- **Stated goal**
Using the data below, repeat all of it precisely.

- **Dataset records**

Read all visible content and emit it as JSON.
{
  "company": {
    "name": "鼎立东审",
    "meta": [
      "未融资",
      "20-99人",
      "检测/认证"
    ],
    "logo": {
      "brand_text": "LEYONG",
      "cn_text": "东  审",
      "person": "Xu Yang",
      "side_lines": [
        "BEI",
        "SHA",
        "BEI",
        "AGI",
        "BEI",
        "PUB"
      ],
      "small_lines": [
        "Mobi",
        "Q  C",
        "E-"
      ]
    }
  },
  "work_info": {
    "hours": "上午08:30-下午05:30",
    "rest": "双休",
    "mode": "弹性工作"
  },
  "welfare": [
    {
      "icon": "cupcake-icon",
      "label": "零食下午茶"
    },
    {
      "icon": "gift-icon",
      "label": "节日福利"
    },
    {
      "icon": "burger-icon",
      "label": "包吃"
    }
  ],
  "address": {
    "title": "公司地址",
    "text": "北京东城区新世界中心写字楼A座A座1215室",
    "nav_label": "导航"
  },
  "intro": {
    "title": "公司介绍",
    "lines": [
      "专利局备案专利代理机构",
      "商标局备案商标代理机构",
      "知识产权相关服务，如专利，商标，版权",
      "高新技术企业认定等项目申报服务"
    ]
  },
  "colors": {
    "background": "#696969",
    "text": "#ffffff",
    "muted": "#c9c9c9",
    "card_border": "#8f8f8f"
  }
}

- **Completed task**
Read all visible content and emit it as JSON.
{
  "company": {
    "name": "鼎立东审",
    "meta": [
      "未融资",
      "20-99人",
      "检测/认证"
    ],
    "logo": {
      "brand_text": "LEYONG",
      "cn_text": "东  审",
      "person": "Xu Yang",
      "side_lines": [
        "BEI",
        "SHA",
        "BEI",
        "AGI",
        "BEI",
        "PUB"
      ],
      "small_lines": [
        "Mobi",
        "Q  C",
        "E-"
      ]
    }
  },
  "work_info": {
    "hours": "上午08:30-下午05:30",
    "rest": "双休",
    "mode": "弹性工作"
  },
  "welfare": [
    {
      "icon": "cupcake-icon",
      "label": "零食下午茶"
    },
    {
      "icon": "gift-icon",
      "label": "节日福利"
    },
    {
      "icon": "burger-icon",
      "label": "包吃"
    }
  ],
  "address": {
    "title": "公司地址",
    "text": "北京东城区新世界中心写字楼A座A座1215室",
    "nav_label": "导航"
  },
  "intro": {
    "title": "公司介绍",
    "lines": [
      "专利局备案专利代理机构",
      "商标局备案商标代理机构",
      "知识产权相关服务，如专利，商标，版权",
      "高新技术企业认定等项目申报服务"
    ]
  },
  "colors": {
    "background": "#696969",
    "text": "#ffffff",
    "muted": "#c9c9c9",
    "card_border": "#8f8f8f"
  }
}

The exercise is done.